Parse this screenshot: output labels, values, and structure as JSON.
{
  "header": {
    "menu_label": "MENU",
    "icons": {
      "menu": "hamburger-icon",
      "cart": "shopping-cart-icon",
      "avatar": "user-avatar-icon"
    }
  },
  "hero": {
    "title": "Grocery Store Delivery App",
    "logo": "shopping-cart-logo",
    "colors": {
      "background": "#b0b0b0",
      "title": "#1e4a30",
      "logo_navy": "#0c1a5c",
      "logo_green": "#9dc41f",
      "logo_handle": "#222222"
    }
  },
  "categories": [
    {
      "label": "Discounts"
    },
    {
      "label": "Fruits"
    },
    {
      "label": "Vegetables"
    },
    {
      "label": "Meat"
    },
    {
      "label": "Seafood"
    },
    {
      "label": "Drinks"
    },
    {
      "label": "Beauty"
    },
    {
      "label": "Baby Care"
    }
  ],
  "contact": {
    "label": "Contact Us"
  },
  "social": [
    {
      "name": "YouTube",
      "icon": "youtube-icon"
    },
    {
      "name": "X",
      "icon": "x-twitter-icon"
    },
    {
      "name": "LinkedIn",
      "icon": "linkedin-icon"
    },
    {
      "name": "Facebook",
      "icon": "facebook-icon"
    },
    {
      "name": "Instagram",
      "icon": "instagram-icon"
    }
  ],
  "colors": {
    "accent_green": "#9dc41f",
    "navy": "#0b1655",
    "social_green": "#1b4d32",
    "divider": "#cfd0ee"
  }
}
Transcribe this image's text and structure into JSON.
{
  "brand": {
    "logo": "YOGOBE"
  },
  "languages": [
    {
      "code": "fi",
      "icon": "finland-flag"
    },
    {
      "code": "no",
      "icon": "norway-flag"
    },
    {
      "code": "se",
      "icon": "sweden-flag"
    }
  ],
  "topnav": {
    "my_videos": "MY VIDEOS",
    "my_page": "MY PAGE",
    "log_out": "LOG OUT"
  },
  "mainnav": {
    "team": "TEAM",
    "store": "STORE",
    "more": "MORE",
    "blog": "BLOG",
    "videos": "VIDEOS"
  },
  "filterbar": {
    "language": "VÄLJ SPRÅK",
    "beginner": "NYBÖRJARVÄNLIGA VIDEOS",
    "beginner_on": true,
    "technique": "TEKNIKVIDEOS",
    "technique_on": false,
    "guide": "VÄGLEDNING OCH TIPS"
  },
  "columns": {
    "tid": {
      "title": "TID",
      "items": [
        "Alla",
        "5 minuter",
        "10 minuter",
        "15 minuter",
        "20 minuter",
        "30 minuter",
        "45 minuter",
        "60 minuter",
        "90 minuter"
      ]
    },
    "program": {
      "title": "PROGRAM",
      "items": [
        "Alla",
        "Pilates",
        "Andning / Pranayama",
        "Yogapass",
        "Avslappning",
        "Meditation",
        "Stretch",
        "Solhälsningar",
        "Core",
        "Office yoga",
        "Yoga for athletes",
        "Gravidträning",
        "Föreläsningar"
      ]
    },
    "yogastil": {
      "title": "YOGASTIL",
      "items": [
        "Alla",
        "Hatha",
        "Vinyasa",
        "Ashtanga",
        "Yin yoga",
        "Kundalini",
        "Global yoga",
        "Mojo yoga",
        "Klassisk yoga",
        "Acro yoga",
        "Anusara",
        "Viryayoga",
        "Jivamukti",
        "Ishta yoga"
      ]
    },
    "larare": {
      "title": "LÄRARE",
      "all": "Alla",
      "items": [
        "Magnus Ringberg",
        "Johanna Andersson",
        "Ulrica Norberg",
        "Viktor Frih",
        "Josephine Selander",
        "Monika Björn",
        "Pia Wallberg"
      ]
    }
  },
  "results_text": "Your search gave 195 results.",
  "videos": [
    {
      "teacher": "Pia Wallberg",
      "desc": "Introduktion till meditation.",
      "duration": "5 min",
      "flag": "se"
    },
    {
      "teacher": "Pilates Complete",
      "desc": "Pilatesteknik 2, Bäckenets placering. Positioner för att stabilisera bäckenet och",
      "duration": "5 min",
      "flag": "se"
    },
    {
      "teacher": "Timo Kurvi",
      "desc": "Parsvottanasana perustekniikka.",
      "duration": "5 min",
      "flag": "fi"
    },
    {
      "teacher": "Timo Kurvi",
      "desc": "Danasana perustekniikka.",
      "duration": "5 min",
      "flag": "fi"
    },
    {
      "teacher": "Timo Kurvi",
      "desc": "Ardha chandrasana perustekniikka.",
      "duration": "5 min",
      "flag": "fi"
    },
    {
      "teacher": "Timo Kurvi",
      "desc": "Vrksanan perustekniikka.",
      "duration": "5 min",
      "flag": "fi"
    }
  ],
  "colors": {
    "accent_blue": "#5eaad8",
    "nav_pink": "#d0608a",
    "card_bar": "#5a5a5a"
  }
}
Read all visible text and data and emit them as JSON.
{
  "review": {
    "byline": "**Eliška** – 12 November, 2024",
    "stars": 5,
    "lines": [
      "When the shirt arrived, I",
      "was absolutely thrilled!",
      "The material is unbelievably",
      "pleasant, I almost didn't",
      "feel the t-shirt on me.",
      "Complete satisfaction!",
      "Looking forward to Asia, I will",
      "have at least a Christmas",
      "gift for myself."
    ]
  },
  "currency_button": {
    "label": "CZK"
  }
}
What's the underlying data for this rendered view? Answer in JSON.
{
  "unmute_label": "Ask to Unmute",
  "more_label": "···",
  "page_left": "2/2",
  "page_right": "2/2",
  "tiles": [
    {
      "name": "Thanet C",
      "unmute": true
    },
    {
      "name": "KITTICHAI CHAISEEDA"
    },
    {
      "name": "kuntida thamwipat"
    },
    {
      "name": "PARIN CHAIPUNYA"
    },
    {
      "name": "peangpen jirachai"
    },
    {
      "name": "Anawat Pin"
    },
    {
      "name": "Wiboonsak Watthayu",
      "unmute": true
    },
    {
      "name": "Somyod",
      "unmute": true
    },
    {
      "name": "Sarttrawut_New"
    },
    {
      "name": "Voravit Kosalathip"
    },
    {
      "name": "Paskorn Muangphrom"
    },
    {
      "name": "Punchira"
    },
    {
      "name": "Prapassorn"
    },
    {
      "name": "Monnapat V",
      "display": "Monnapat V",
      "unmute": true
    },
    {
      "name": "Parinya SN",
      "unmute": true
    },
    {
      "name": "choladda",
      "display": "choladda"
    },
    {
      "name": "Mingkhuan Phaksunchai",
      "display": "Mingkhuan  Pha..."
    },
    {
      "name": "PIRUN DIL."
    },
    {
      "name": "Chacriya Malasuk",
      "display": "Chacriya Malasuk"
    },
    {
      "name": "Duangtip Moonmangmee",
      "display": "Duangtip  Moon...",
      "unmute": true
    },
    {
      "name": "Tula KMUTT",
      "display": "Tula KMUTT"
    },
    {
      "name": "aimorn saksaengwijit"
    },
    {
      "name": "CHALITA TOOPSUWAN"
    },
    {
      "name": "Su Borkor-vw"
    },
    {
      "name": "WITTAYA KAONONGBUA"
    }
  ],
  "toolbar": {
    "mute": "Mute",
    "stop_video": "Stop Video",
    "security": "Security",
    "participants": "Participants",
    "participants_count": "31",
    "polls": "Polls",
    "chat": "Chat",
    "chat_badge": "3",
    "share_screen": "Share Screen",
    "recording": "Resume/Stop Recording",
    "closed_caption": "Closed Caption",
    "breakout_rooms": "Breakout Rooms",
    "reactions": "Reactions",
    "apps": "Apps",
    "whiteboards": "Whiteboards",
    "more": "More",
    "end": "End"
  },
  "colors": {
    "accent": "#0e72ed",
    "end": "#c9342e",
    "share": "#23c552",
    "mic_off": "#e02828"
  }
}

=====

Copy every record above exactly as it appears.

#### Exercise response:
Parse this screenshot: output labels, values, and structure as JSON.
{
  "header": {
    "menu_label": "MENU",
    "icons": {
      "menu": "hamburger-icon",
      "cart": "shopping-cart-icon",
      "avatar": "user-avatar-icon"
    }
  },
  "hero": {
    "title": "Grocery Store Delivery App",
    "logo": "shopping-cart-logo",
    "colors": {
      "background": "#b0b0b0",
      "title": "#1e4a30",
      "logo_navy": "#0c1a5c",
      "logo_green": "#9dc41f",
      "logo_handle": "#222222"
    }
  },
  "categories": [
    {
      "label": "Discounts"
    },
    {
      "label": "Fruits"
    },
    {
      "label": "Vegetables"
    },
    {
      "label": "Meat"
    },
    {
      "label": "Seafood"
    },
    {
      "label": "Drinks"
    },
    {
      "label": "Beauty"
    },
    {
      "label": "Baby Care"
    }
  ],
  "contact": {
    "label": "Contact Us"
  },
  "social": [
    {
      "name": "YouTube",
      "icon": "youtube-icon"
    },
    {
      "name": "X",
      "icon": "x-twitter-icon"
    },
    {
      "name": "LinkedIn",
      "icon": "linkedin-icon"
    },
    {
      "name": "Facebook",
      "icon": "facebook-icon"
    },
    {
      "name": "Instagram",
      "icon": "instagram-icon"
    }
  ],
  "colors": {
    "accent_green": "#9dc41f",
    "navy": "#0b1655",
    "social_green": "#1b4d32",
    "divider": "#cfd0ee"
  }
}
Transcribe this image's text and structure into JSON.
{
  "brand": {
    "logo": "YOGOBE"
  },
  "languages": [
    {
      "code": "fi",
      "icon": "finland-flag"
    },
    {
      "code": "no",
      "icon": "norway-flag"
    },
    {
      "code": "se",
      "icon": "sweden-flag"
    }
  ],
  "topnav": {
    "my_videos": "MY VIDEOS",
    "my_page": "MY PAGE",
    "log_out": "LOG OUT"
  },
  "mainnav": {
    "team": "TEAM",
    "store": "STORE",
    "more": "MORE",
    "blog": "BLOG",
    "videos": "VIDEOS"
  },
  "filterbar": {
    "language": "VÄLJ SPRÅK",
    "beginner": "NYBÖRJARVÄNLIGA VIDEOS",
    "beginner_on": true,
    "technique": "TEKNIKVIDEOS",
    "technique_on": false,
    "guide": "VÄGLEDNING OCH TIPS"
  },
  "columns": {
    "tid": {
      "title": "TID",
      "items": [
        "Alla",
        "5 minuter",
        "10 minuter",
        "15 minuter",
        "20 minuter",
        "30 minuter",
        "45 minuter",
        "60 minuter",
        "90 minuter"
      ]
    },
    "program": {
      "title": "PROGRAM",
      "items": [
        "Alla",
        "Pilates",
        "Andning / Pranayama",
        "Yogapass",
        "Avslappning",
        "Meditation",
        "Stretch",
        "Solhälsningar",
        "Core",
        "Office yoga",
        "Yoga for athletes",
        "Gravidträning",
        "Föreläsningar"
      ]
    },
    "yogastil": {
      "title": "YOGASTIL",
      "items": [
        "Alla",
        "Hatha",
        "Vinyasa",
        "Ashtanga",
        "Yin yoga",
        "Kundalini",
        "Global yoga",
        "Mojo yoga",
        "Klassisk yoga",
        "Acro yoga",
        "Anusara",
        "Viryayoga",
        "Jivamukti",
        "Ishta yoga"
      ]
    },
    "larare": {
      "title": "LÄRARE",
      "all": "Alla",
      "items": [
        "Magnus Ringberg",
        "Johanna Andersson",
        "Ulrica Norberg",
        "Viktor Frih",
        "Josephine Selander",
        "Monika Björn",
        "Pia Wallberg"
      ]
    }
  },
  "results_text": "Your search gave 195 results.",
  "videos": [
    {
      "teacher": "Pia Wallberg",
      "desc": "Introduktion till meditation.",
      "duration": "5 min",
      "flag": "se"
    },
    {
      "teacher": "Pilates Complete",
      "desc": "Pilatesteknik 2, Bäckenets placering. Positioner för att stabilisera bäckenet och",
      "duration": "5 min",
      "flag": "se"
    },
    {
      "teacher": "Timo Kurvi",
      "desc": "Parsvottanasana perustekniikka.",
      "duration": "5 min",
      "flag": "fi"
    },
    {
      "teacher": "Timo Kurvi",
      "desc": "Danasana perustekniikka.",
      "duration": "5 min",
      "flag": "fi"
    },
    {
      "teacher": "Timo Kurvi",
      "desc": "Ardha chandrasana perustekniikka.",
      "duration": "5 min",
      "flag": "fi"
    },
    {
      "teacher": "Timo Kurvi",
      "desc": "Vrksanan perustekniikka.",
      "duration": "5 min",
      "flag": "fi"
    }
  ],
  "colors": {
    "accent_blue": "#5eaad8",
    "nav_pink": "#d0608a",
    "card_bar": "#5a5a5a"
  }
}
Read all visible text and data and emit them as JSON.
{
  "review": {
    "byline": "**Eliška** – 12 November, 2024",
    "stars": 5,
    "lines": [
      "When the shirt arrived, I",
      "was absolutely thrilled!",
      "The material is unbelievably",
      "pleasant, I almost didn't",
      "feel the t-shirt on me.",
      "Complete satisfaction!",
      "Looking forward to Asia, I will",
      "have at least a Christmas",
      "gift for myself."
    ]
  },
  "currency_button": {
    "label": "CZK"
  }
}
What's the underlying data for this rendered view? Answer in JSON.
{
  "unmute_label": "Ask to Unmute",
  "more_label": "···",
  "page_left": "2/2",
  "page_right": "2/2",
  "tiles": [
    {
      "name": "Thanet C",
      "unmute": true
    },
    {
      "name": "KITTICHAI CHAISEEDA"
    },
    {
      "name": "kuntida thamwipat"
    },
    {
      "name": "PARIN CHAIPUNYA"
    },
    {
      "name": "peangpen jirachai"
    },
    {
      "name": "Anawat Pin"
    },
    {
      "name": "Wiboonsak Watthayu",
      "unmute": true
    },
    {
      "name": "Somyod",
      "unmute": true
    },
    {
      "name": "Sarttrawut_New"
    },
    {
      "name": "Voravit Kosalathip"
    },
    {
      "name": "Paskorn Muangphrom"
    },
    {
      "name": "Punchira"
    },
    {
      "name": "Prapassorn"
    },
    {
      "name": "Monnapat V",
      "display": "Monnapat V",
      "unmute": true
    },
    {
      "name": "Parinya SN",
      "unmute": true
    },
    {
      "name": "choladda",
      "display": "choladda"
    },
    {
      "name": "Mingkhuan Phaksunchai",
      "display": "Mingkhuan  Pha..."
    },
    {
      "name": "PIRUN DIL."
    },
    {
      "name": "Chacriya Malasuk",
      "display": "Chacriya Malasuk"
    },
    {
      "name": "Duangtip Moonmangmee",
      "display": "Duangtip  Moon...",
      "unmute": true
    },
    {
      "name": "Tula KMUTT",
      "display": "Tula KMUTT"
    },
    {
      "name": "aimorn saksaengwijit"
    },
    {
      "name": "CHALITA TOOPSUWAN"
    },
    {
      "name": "Su Borkor-vw"
    },
    {
      "name": "WITTAYA KAONONGBUA"
    }
  ],
  "toolbar": {
    "mute": "Mute",
    "stop_video": "Stop Video",
    "security": "Security",
    "participants": "Participants",
    "participants_count": "31",
    "polls": "Polls",
    "chat": "Chat",
    "chat_badge": "3",
    "share_screen": "Share Screen",
    "recording": "Resume/Stop Recording",
    "closed_caption": "Closed Caption",
    "breakout_rooms": "Breakout Rooms",
    "reactions": "Reactions",
    "apps": "Apps",
    "whiteboards": "Whiteboards",
    "more": "More",
    "end": "End"
  },
  "colors": {
    "accent": "#0e72ed",
    "end": "#c9342e",
    "share": "#23c552",
    "mic_off": "#e02828"
  }
}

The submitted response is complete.